* [STATED TASK]: Skip the pictures. Reproduce all other material exactly.

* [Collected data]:
* START *

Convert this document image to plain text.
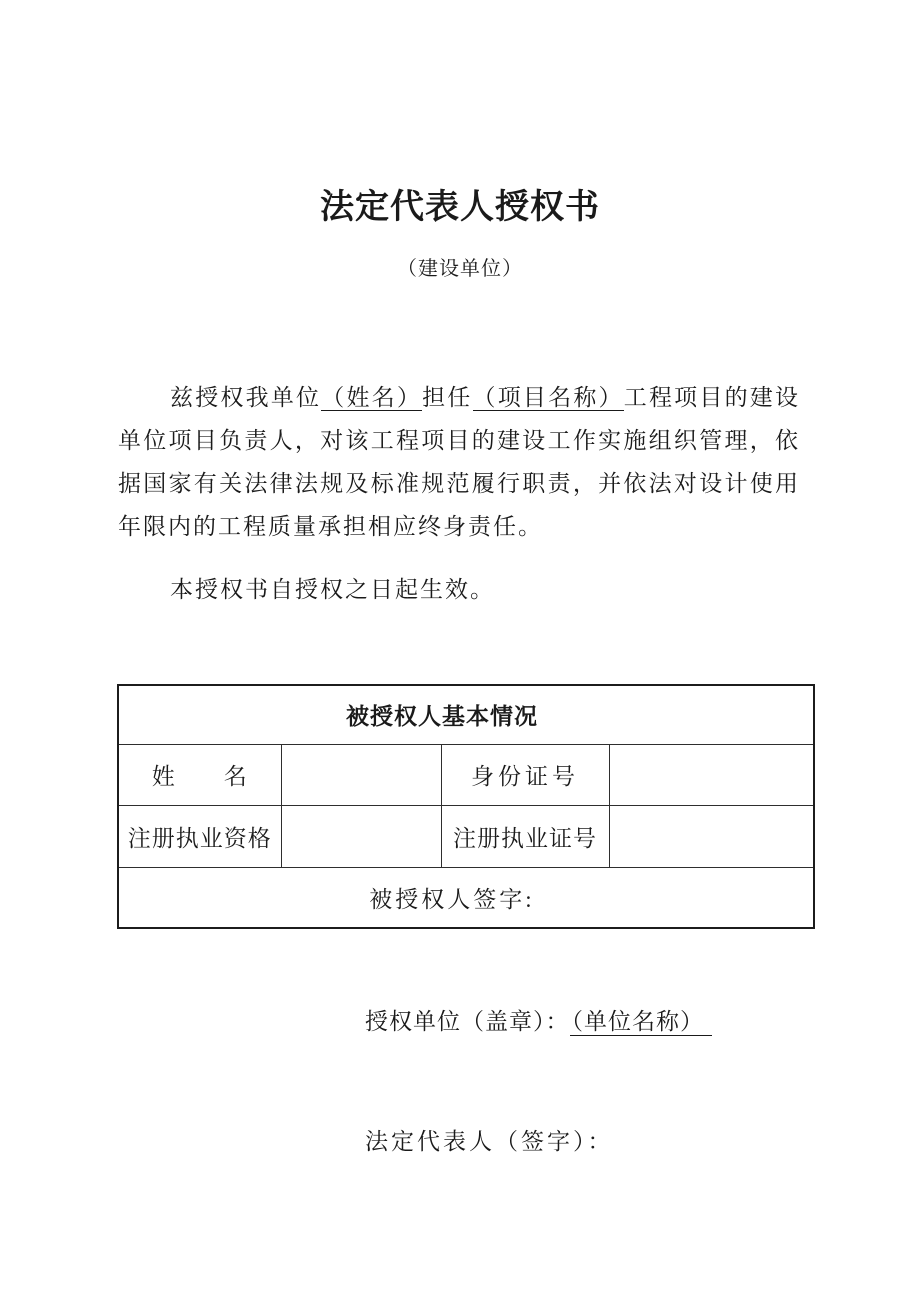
法定代表人授权书
（建设单位）

兹授权我单位（姓名）担任（项目名称）工程项目的建设单位项目负责人，对该工程项目的建设工作实施组织管理，依据国家有关法律法规及标准规范履行职责，并依法对设计使用年限内的工程质量承担相应终身责任。

本授权书自授权之日起生效。

被授权人基本情况			
姓　　名		身份证号	
注册执业资格		注册执业证号	
被授权人签字:			
授权单位（盖章）：（单位名称）
法定代表人（签字）：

* END *

* [RESULT BELOW]:
Convert this document image to plain text.
法定代表人授权书
（建设单位）

兹授权我单位（姓名）担任（项目名称）工程项目的建设单位项目负责人，对该工程项目的建设工作实施组织管理，依据国家有关法律法规及标准规范履行职责，并依法对设计使用年限内的工程质量承担相应终身责任。

本授权书自授权之日起生效。

被授权人基本情况			
姓　　名		身份证号	
注册执业资格		注册执业证号	
被授权人签字:			
授权单位（盖章）：（单位名称）
法定代表人（签字）：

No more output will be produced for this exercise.